= RECORDS FOR THE EXERCISE =
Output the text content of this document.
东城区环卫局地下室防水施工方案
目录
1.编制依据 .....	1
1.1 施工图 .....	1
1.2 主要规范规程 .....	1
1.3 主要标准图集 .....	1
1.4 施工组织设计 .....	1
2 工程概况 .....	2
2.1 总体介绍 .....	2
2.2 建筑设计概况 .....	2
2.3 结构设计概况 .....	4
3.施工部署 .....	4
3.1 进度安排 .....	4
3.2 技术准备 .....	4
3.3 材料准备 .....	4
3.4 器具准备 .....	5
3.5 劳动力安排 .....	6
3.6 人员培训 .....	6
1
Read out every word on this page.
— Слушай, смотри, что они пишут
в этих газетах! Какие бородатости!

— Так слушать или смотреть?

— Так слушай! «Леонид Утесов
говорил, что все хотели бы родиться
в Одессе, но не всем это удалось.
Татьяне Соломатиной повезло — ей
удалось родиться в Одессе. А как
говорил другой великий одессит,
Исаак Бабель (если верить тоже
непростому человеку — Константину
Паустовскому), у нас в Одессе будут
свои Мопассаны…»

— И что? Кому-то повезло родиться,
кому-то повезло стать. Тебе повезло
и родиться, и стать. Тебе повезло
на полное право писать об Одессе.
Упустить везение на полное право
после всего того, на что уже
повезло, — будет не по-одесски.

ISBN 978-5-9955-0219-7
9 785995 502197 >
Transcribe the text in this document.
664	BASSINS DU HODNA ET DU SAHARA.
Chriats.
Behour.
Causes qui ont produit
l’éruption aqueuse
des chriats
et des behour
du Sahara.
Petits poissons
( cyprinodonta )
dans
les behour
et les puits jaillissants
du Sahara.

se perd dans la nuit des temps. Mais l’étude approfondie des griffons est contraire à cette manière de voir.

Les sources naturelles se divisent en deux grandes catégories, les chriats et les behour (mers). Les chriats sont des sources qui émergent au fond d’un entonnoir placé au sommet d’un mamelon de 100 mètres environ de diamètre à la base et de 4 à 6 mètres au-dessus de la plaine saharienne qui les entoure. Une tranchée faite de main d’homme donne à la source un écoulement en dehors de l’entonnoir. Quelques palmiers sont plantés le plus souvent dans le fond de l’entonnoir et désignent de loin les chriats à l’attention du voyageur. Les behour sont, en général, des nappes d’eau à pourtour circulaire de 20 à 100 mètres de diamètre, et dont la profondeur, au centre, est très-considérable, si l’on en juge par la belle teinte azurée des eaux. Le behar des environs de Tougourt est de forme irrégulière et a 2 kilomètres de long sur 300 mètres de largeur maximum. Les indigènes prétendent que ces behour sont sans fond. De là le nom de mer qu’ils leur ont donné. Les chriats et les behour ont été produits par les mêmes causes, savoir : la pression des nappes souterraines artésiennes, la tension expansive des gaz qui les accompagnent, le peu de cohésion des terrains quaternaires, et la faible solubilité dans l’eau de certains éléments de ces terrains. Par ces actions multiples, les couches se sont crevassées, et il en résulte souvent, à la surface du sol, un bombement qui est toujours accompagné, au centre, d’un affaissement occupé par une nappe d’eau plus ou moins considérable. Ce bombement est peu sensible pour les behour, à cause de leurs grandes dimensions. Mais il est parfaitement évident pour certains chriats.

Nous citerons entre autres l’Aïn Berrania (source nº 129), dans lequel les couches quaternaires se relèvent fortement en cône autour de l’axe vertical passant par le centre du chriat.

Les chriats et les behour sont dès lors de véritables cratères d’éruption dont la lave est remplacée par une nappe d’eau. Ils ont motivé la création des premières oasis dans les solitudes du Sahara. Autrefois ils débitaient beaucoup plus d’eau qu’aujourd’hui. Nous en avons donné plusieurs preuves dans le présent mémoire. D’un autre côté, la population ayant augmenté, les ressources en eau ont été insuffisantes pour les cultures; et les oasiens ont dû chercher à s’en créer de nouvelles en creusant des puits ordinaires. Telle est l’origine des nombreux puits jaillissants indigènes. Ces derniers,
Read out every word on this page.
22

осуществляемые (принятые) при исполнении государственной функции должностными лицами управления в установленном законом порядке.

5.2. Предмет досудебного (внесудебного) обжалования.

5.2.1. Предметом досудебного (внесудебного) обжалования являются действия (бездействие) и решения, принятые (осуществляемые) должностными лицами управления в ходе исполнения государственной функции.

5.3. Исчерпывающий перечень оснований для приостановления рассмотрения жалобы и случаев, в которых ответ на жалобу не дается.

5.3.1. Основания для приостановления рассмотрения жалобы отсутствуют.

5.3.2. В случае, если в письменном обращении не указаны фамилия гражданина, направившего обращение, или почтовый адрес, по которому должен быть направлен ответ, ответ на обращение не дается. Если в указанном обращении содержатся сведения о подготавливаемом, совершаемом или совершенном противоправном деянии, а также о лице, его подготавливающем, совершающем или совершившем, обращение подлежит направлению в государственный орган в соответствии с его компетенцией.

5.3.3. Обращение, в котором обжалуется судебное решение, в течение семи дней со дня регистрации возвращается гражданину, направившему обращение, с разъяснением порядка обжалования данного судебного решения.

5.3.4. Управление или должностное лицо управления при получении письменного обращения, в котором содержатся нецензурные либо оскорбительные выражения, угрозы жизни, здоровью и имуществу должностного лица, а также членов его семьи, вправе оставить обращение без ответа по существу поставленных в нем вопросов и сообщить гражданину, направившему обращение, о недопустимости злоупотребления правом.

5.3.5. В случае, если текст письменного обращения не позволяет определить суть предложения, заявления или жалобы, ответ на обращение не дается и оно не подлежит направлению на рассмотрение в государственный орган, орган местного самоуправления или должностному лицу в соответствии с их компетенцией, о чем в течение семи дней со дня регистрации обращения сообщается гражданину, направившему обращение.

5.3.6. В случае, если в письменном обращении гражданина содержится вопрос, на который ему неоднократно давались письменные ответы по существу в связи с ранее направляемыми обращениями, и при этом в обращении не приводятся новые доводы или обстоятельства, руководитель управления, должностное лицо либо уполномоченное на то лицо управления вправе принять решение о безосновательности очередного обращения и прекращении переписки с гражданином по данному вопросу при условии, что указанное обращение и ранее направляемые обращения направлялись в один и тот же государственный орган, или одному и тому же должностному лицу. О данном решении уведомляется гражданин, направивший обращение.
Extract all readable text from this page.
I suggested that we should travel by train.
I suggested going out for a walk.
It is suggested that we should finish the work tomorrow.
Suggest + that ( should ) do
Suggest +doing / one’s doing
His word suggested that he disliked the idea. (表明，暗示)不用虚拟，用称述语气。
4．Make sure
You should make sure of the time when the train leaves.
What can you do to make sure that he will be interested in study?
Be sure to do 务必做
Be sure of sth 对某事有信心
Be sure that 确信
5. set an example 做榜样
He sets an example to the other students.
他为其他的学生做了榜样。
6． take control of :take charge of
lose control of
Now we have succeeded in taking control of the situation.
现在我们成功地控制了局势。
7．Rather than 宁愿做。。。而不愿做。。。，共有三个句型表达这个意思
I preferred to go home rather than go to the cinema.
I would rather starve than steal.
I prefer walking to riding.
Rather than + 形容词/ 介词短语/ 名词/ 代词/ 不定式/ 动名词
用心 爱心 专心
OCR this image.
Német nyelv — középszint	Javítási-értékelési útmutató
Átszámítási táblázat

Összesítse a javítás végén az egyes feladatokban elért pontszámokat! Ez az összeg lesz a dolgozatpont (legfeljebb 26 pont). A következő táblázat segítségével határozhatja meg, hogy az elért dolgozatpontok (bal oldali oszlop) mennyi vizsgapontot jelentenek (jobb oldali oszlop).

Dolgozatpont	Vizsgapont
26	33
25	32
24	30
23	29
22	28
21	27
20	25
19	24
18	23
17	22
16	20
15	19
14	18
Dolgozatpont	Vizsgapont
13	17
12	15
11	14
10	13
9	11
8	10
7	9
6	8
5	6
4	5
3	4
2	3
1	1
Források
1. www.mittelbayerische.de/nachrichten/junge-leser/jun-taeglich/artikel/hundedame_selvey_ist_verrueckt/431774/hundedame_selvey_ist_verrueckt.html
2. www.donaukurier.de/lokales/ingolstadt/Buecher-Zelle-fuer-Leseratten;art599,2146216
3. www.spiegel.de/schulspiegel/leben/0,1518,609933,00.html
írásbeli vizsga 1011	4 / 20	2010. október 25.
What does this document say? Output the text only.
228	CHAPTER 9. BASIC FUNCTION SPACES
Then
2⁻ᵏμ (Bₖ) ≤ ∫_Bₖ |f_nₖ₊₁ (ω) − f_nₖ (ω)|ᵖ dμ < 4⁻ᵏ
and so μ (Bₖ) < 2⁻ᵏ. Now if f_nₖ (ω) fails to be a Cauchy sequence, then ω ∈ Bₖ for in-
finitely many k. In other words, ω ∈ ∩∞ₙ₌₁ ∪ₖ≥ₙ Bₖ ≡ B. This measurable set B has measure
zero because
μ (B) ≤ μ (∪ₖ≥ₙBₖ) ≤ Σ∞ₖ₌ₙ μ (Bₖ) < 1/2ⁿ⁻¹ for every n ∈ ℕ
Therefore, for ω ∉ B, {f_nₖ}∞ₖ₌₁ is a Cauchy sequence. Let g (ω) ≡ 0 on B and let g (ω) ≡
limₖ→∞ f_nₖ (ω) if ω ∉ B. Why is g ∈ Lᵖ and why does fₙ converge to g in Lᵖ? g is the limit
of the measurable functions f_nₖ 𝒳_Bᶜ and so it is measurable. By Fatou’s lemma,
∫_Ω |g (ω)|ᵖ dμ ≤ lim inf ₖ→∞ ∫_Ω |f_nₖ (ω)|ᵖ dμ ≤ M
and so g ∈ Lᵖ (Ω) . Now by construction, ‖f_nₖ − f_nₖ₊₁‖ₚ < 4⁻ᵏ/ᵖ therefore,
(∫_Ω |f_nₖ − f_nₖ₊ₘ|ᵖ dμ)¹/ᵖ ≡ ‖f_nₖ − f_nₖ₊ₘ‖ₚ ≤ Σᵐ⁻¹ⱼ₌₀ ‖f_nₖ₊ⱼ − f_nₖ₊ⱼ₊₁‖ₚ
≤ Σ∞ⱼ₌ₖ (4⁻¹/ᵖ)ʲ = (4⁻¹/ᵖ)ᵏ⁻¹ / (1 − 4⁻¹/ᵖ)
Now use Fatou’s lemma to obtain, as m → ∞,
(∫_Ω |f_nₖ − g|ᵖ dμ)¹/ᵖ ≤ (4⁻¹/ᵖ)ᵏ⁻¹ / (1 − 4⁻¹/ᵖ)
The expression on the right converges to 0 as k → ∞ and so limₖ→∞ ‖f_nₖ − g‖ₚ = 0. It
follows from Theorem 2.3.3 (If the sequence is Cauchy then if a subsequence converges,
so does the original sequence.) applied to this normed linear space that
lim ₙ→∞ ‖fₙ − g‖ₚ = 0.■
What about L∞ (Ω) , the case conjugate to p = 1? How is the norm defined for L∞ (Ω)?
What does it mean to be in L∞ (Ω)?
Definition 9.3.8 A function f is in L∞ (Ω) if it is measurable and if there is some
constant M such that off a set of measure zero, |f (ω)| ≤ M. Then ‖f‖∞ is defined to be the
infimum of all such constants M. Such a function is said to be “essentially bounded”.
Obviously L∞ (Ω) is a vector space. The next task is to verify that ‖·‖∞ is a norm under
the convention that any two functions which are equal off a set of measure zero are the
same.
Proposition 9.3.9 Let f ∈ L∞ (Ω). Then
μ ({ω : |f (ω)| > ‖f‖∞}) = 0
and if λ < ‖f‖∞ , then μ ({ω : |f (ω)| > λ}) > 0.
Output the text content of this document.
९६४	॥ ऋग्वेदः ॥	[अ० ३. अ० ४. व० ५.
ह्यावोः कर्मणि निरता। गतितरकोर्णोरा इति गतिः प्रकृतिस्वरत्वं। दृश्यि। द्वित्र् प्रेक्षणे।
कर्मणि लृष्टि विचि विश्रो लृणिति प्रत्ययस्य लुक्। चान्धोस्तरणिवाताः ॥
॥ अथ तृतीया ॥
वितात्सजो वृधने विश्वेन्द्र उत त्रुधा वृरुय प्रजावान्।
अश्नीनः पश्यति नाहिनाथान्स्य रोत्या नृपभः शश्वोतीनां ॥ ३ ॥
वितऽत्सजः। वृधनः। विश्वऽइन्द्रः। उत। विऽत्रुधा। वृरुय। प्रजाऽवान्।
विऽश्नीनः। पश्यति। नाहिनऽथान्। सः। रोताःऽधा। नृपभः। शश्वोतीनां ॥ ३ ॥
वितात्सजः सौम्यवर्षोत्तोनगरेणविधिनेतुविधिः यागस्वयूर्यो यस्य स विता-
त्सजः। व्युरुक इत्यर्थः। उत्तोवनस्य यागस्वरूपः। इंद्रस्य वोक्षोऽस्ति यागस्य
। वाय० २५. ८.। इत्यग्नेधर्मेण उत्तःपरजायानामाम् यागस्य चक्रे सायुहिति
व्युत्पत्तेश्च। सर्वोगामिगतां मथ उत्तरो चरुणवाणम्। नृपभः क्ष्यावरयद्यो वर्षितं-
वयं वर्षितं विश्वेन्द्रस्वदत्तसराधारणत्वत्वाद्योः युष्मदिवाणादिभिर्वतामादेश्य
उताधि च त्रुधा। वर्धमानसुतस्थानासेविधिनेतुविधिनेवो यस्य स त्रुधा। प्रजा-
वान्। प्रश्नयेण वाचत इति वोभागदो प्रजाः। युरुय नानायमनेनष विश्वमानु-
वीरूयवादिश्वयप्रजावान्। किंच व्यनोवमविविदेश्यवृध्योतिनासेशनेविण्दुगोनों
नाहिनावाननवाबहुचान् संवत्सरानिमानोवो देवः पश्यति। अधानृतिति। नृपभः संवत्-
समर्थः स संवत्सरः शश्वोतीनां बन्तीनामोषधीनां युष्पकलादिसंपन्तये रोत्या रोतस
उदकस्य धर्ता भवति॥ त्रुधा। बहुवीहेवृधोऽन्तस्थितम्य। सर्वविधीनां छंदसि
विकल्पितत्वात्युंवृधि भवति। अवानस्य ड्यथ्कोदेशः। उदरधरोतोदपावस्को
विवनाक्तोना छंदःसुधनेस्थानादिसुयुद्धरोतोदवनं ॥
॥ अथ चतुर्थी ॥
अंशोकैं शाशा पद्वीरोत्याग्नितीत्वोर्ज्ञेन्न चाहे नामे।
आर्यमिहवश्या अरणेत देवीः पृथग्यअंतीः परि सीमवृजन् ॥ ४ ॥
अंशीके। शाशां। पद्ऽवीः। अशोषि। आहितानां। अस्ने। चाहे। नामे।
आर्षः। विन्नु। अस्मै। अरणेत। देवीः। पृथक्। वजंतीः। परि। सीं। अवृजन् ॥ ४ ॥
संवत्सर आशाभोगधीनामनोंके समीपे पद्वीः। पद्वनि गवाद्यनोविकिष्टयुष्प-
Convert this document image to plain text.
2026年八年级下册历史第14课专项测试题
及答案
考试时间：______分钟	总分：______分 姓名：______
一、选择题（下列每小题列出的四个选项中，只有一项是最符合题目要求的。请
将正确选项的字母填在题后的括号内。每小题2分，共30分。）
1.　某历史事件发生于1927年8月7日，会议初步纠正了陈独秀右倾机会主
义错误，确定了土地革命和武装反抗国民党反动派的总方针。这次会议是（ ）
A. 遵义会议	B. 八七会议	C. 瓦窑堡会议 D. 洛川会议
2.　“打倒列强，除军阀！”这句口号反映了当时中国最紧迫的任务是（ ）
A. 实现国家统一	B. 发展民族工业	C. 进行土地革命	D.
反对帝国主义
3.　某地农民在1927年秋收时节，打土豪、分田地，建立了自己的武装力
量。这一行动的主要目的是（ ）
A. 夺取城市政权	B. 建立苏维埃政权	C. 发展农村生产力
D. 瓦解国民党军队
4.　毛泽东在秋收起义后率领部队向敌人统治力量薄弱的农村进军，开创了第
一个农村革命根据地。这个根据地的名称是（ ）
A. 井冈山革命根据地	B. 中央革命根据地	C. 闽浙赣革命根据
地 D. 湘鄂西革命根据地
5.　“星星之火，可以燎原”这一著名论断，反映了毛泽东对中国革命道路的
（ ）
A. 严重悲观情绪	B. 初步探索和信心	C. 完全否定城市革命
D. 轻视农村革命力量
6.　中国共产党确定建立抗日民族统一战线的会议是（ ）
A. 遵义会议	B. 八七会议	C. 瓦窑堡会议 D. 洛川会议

= AIM =
Scan the material above for the string "компетенцией" and report each line where you find it.

= OUTPUT FOR THIS TASK =
5.3.2. В случае, если в письменном обращении не указаны фамилия гражданина, направившего обращение, или почтовый адрес, по которому должен быть направлен ответ, ответ на обращение не дается. Если в указанном обращении содержатся сведения о подготавливаемом, совершаемом или совершенном противоправном деянии, а также о лице, его подготавливающем, совершающем или совершившем, обращение подлежит направлению в государственный орган в соответствии с его компетенцией.
5.3.5. В случае, если текст письменного обращения не позволяет определить суть предложения, заявления или жалобы, ответ на обращение не дается и оно не подлежит направлению на рассмотрение в государственный орган, орган местного самоуправления или должностному лицу в соответствии с их компетенцией, о чем в течение семи дней со дня регистрации обращения сообщается гражданину, направившему обращение.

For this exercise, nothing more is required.